Only the pictures are left out: repeat the rest of the entries exactly.

◆ Information given
+++
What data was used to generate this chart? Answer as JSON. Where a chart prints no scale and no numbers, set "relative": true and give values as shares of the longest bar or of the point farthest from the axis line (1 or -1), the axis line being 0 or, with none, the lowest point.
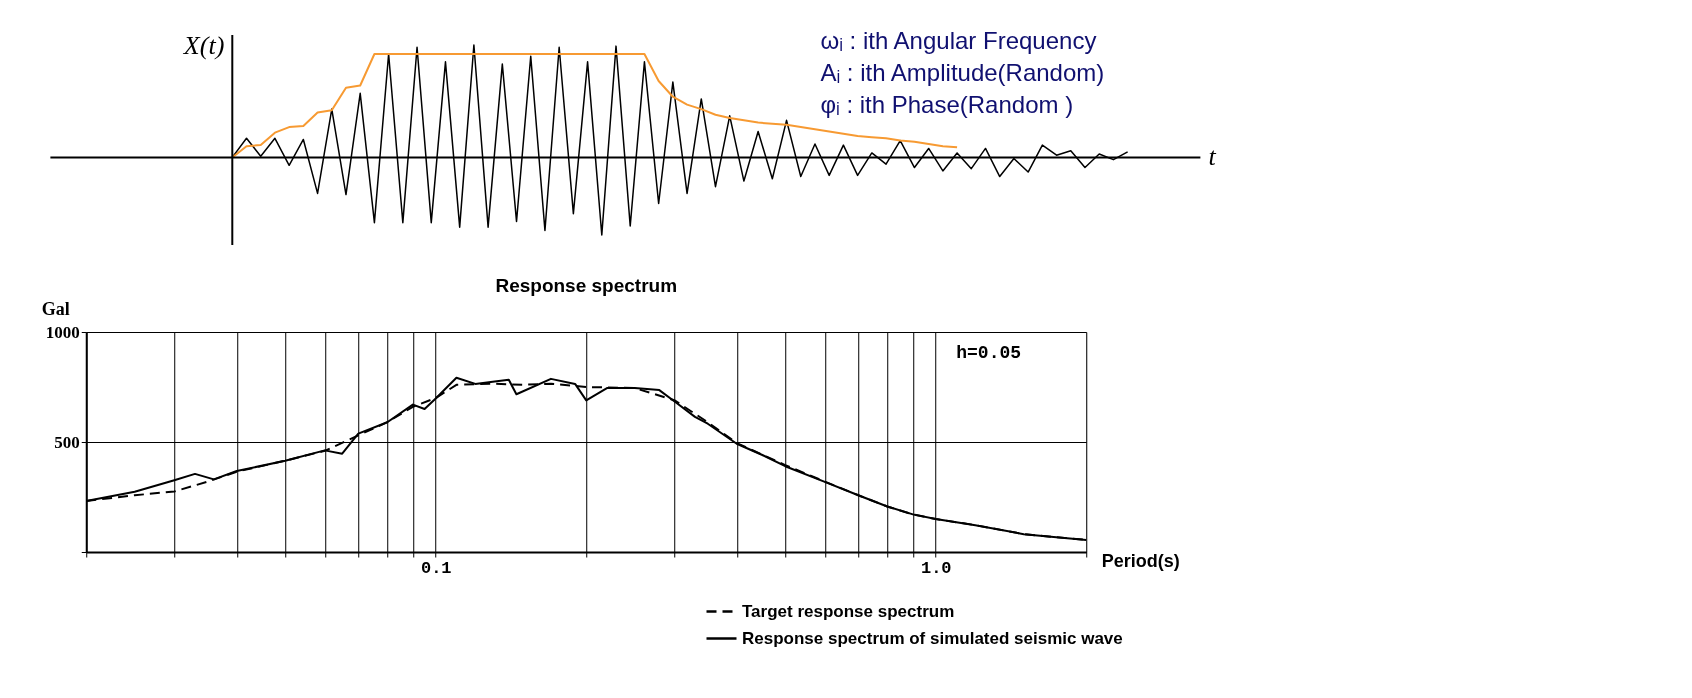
{
  "chart_data": [
    {
      "type": "line",
      "relative": true,
      "xlabel": "t",
      "ylabel": "X(t)",
      "tick_labels": false,
      "categories": [
        null,
        null,
        null,
        null,
        null,
        null,
        null,
        null,
        null,
        null,
        null,
        null,
        null,
        null,
        null,
        null,
        null,
        null,
        null,
        null,
        null,
        null,
        null,
        null,
        null,
        null,
        null,
        null,
        null,
        null,
        null,
        null,
        null,
        null,
        null,
        null,
        null,
        null,
        null,
        null,
        null,
        null,
        null,
        null,
        null,
        null,
        null,
        null,
        null,
        null,
        null,
        null,
        null,
        null,
        null,
        null,
        null,
        null,
        null,
        null,
        null,
        null,
        null,
        null
      ],
      "series": [
        {
          "color": "#000000",
          "values": [
            0,
            0.17,
            0.01,
            0.17,
            -0.07,
            0.16,
            -0.32,
            0.43,
            -0.33,
            0.57,
            -0.58,
            0.92,
            -0.58,
            0.98,
            -0.58,
            0.85,
            -0.62,
            1.0,
            -0.62,
            0.83,
            -0.57,
            0.9,
            -0.65,
            0.98,
            -0.5,
            0.85,
            -0.69,
            0.99,
            -0.61,
            0.85,
            -0.41,
            0.67,
            -0.32,
            0.52,
            -0.26,
            0.37,
            -0.21,
            0.23,
            -0.19,
            0.33,
            -0.17,
            0.12,
            -0.16,
            0.11,
            -0.16,
            0.04,
            -0.06,
            0.15,
            -0.09,
            0.08,
            -0.12,
            0.04,
            -0.1,
            0.08,
            -0.17,
            -0.01,
            -0.13,
            0.11,
            0.02,
            0.06,
            -0.09,
            0.03,
            -0.02,
            0.05
          ]
        },
        {
          "color": "#f79a32",
          "values": [
            0,
            0.1,
            0.11,
            0.22,
            0.27,
            0.28,
            0.4,
            0.42,
            0.62,
            0.64,
            0.92,
            0.92,
            0.92,
            0.92,
            0.92,
            0.92,
            0.92,
            0.92,
            0.92,
            0.92,
            0.92,
            0.92,
            0.92,
            0.92,
            0.92,
            0.92,
            0.92,
            0.92,
            0.92,
            0.92,
            0.68,
            0.54,
            0.47,
            0.43,
            0.38,
            0.35,
            0.33,
            0.31,
            0.3,
            0.29,
            0.27,
            0.25,
            0.23,
            0.21,
            0.19,
            0.18,
            0.17,
            0.15,
            0.14,
            0.12,
            0.1,
            0.09,
            null,
            null,
            null,
            null,
            null,
            null,
            null,
            null,
            null,
            null,
            null,
            null
          ]
        }
      ],
      "annotations": [
        "ωᵢ   :  ith Angular Frequency",
        "Aᵢ   :  ith Amplitude(Random)",
        "φᵢ   :  ith Phase(Random )"
      ]
    },
    {
      "type": "line",
      "title": "Response spectrum",
      "xlabel": "Period(s)",
      "ylabel": "Gal",
      "log": "x",
      "grid": true,
      "legend": "bottom right",
      "xlim": [
        0.02,
        2.0
      ],
      "xticks": [
        {
          "value": 0.02,
          "label": null
        },
        {
          "value": 0.03,
          "label": null
        },
        {
          "value": 0.04,
          "label": null
        },
        {
          "value": 0.05,
          "label": null
        },
        {
          "value": 0.06,
          "label": null
        },
        {
          "value": 0.07,
          "label": null
        },
        {
          "value": 0.08,
          "label": null
        },
        {
          "value": 0.09,
          "label": null
        },
        0.1,
        {
          "value": 0.2,
          "label": null
        },
        {
          "value": 0.3,
          "label": null
        },
        {
          "value": 0.4,
          "label": null
        },
        {
          "value": 0.5,
          "label": null
        },
        {
          "value": 0.6,
          "label": null
        },
        {
          "value": 0.7,
          "label": null
        },
        {
          "value": 0.8,
          "label": null
        },
        {
          "value": 0.9,
          "label": null
        },
        {
          "value": 1,
          "label": "1.0"
        },
        {
          "value": 2,
          "label": null
        }
      ],
      "ylim": [
        0,
        1000
      ],
      "yticks": [
        {
          "value": 0,
          "label": null
        },
        500,
        1000
      ],
      "annotations": [
        "h=0.05"
      ],
      "series": [
        {
          "name": "Target response spectrum",
          "color": "#000000",
          "line_style": "dashed",
          "x": [
            0.02,
            0.025,
            0.03,
            0.035,
            0.04,
            0.05,
            0.06,
            0.07,
            0.08,
            0.09,
            0.1,
            0.11,
            0.13,
            0.15,
            0.17,
            0.2,
            0.25,
            0.3,
            0.35,
            0.4,
            0.5,
            0.6,
            0.7,
            0.8,
            0.9,
            1.0,
            1.2,
            1.5,
            2.0
          ],
          "values": [
            232,
            258,
            275,
            320,
            365,
            415,
            460,
            530,
            590,
            660,
            700,
            760,
            765,
            760,
            765,
            750,
            745,
            690,
            590,
            495,
            395,
            320,
            258,
            207,
            171,
            150,
            122,
            81,
            55
          ]
        },
        {
          "name": "Response spectrum of simulated seismic wave",
          "color": "#000000",
          "line_style": "solid",
          "x": [
            0.02,
            0.025,
            0.03,
            0.033,
            0.036,
            0.04,
            0.05,
            0.06,
            0.065,
            0.07,
            0.08,
            0.09,
            0.095,
            0.1,
            0.11,
            0.12,
            0.13,
            0.14,
            0.145,
            0.17,
            0.19,
            0.2,
            0.22,
            0.25,
            0.28,
            0.3,
            0.33,
            0.35,
            0.4,
            0.45,
            0.5,
            0.6,
            0.7,
            0.8,
            0.9,
            1.0,
            1.2,
            1.5,
            2.0
          ],
          "values": [
            232,
            274,
            326,
            355,
            330,
            368,
            415,
            462,
            447,
            538,
            590,
            670,
            650,
            698,
            792,
            764,
            774,
            783,
            717,
            787,
            764,
            689,
            745,
            746,
            736,
            685,
            614,
            583,
            492,
            441,
            390,
            319,
            258,
            207,
            171,
            150,
            122,
            81,
            55
          ]
        }
      ]
    }
  ]
}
+++
◆ Result
What data was used to generate this chart? Answer as JSON. Where a chart prints no scale and no numbers, set "relative": true and give values as shares of the longest bar or of the point farthest from the axis line (1 or -1), the axis line being 0 or, with none, the lowest point.
{
  "chart_data": [
    {
      "type": "line",
      "relative": true,
      "xlabel": "t",
      "ylabel": "X(t)",
      "tick_labels": false,
      "categories": [
        null,
        null,
        null,
        null,
        null,
        null,
        null,
        null,
        null,
        null,
        null,
        null,
        null,
        null,
        null,
        null,
        null,
        null,
        null,
        null,
        null,
        null,
        null,
        null,
        null,
        null,
        null,
        null,
        null,
        null,
        null,
        null,
        null,
        null,
        null,
        null,
        null,
        null,
        null,
        null,
        null,
        null,
        null,
        null,
        null,
        null,
        null,
        null,
        null,
        null,
        null,
        null,
        null,
        null,
        null,
        null,
        null,
        null,
        null,
        null,
        null,
        null,
        null,
        null
      ],
      "series": [
        {
          "color": "#000000",
          "values": [
            0,
            0.17,
            0.01,
            0.17,
            -0.07,
            0.16,
            -0.32,
            0.43,
            -0.33,
            0.57,
            -0.58,
            0.92,
            -0.58,
            0.98,
            -0.58,
            0.85,
            -0.62,
            1.0,
            -0.62,
            0.83,
            -0.57,
            0.9,
            -0.65,
            0.98,
            -0.5,
            0.85,
            -0.69,
            0.99,
            -0.61,
            0.85,
            -0.41,
            0.67,
            -0.32,
            0.52,
            -0.26,
            0.37,
            -0.21,
            0.23,
            -0.19,
            0.33,
            -0.17,
            0.12,
            -0.16,
            0.11,
            -0.16,
            0.04,
            -0.06,
            0.15,
            -0.09,
            0.08,
            -0.12,
            0.04,
            -0.1,
            0.08,
            -0.17,
            -0.01,
            -0.13,
            0.11,
            0.02,
            0.06,
            -0.09,
            0.03,
            -0.02,
            0.05
          ]
        },
        {
          "color": "#f79a32",
          "values": [
            0,
            0.1,
            0.11,
            0.22,
            0.27,
            0.28,
            0.4,
            0.42,
            0.62,
            0.64,
            0.92,
            0.92,
            0.92,
            0.92,
            0.92,
            0.92,
            0.92,
            0.92,
            0.92,
            0.92,
            0.92,
            0.92,
            0.92,
            0.92,
            0.92,
            0.92,
            0.92,
            0.92,
            0.92,
            0.92,
            0.68,
            0.54,
            0.47,
            0.43,
            0.38,
            0.35,
            0.33,
            0.31,
            0.3,
            0.29,
            0.27,
            0.25,
            0.23,
            0.21,
            0.19,
            0.18,
            0.17,
            0.15,
            0.14,
            0.12,
            0.1,
            0.09,
            null,
            null,
            null,
            null,
            null,
            null,
            null,
            null,
            null,
            null,
            null,
            null
          ]
        }
      ],
      "annotations": [
        "ωᵢ   :  ith Angular Frequency",
        "Aᵢ   :  ith Amplitude(Random)",
        "φᵢ   :  ith Phase(Random )"
      ]
    },
    {
      "type": "line",
      "title": "Response spectrum",
      "xlabel": "Period(s)",
      "ylabel": "Gal",
      "log": "x",
      "grid": true,
      "legend": "bottom right",
      "xlim": [
        0.02,
        2.0
      ],
      "xticks": [
        {
          "value": 0.02,
          "label": null
        },
        {
          "value": 0.03,
          "label": null
        },
        {
          "value": 0.04,
          "label": null
        },
        {
          "value": 0.05,
          "label": null
        },
        {
          "value": 0.06,
          "label": null
        },
        {
          "value": 0.07,
          "label": null
        },
        {
          "value": 0.08,
          "label": null
        },
        {
          "value": 0.09,
          "label": null
        },
        0.1,
        {
          "value": 0.2,
          "label": null
        },
        {
          "value": 0.3,
          "label": null
        },
        {
          "value": 0.4,
          "label": null
        },
        {
          "value": 0.5,
          "label": null
        },
        {
          "value": 0.6,
          "label": null
        },
        {
          "value": 0.7,
          "label": null
        },
        {
          "value": 0.8,
          "label": null
        },
        {
          "value": 0.9,
          "label": null
        },
        {
          "value": 1,
          "label": "1.0"
        },
        {
          "value": 2,
          "label": null
        }
      ],
      "ylim": [
        0,
        1000
      ],
      "yticks": [
        {
          "value": 0,
          "label": null
        },
        500,
        1000
      ],
      "annotations": [
        "h=0.05"
      ],
      "series": [
        {
          "name": "Target response spectrum",
          "color": "#000000",
          "line_style": "dashed",
          "x": [
            0.02,
            0.025,
            0.03,
            0.035,
            0.04,
            0.05,
            0.06,
            0.07,
            0.08,
            0.09,
            0.1,
            0.11,
            0.13,
            0.15,
            0.17,
            0.2,
            0.25,
            0.3,
            0.35,
            0.4,
            0.5,
            0.6,
            0.7,
            0.8,
            0.9,
            1.0,
            1.2,
            1.5,
            2.0
          ],
          "values": [
            232,
            258,
            275,
            320,
            365,
            415,
            460,
            530,
            590,
            660,
            700,
            760,
            765,
            760,
            765,
            750,
            745,
            690,
            590,
            495,
            395,
            320,
            258,
            207,
            171,
            150,
            122,
            81,
            55
          ]
        },
        {
          "name": "Response spectrum of simulated seismic wave",
          "color": "#000000",
          "line_style": "solid",
          "x": [
            0.02,
            0.025,
            0.03,
            0.033,
            0.036,
            0.04,
            0.05,
            0.06,
            0.065,
            0.07,
            0.08,
            0.09,
            0.095,
            0.1,
            0.11,
            0.12,
            0.13,
            0.14,
            0.145,
            0.17,
            0.19,
            0.2,
            0.22,
            0.25,
            0.28,
            0.3,
            0.33,
            0.35,
            0.4,
            0.45,
            0.5,
            0.6,
            0.7,
            0.8,
            0.9,
            1.0,
            1.2,
            1.5,
            2.0
          ],
          "values": [
            232,
            274,
            326,
            355,
            330,
            368,
            415,
            462,
            447,
            538,
            590,
            670,
            650,
            698,
            792,
            764,
            774,
            783,
            717,
            787,
            764,
            689,
            745,
            746,
            736,
            685,
            614,
            583,
            492,
            441,
            390,
            319,
            258,
            207,
            171,
            150,
            122,
            81,
            55
          ]
        }
      ]
    }
  ]
}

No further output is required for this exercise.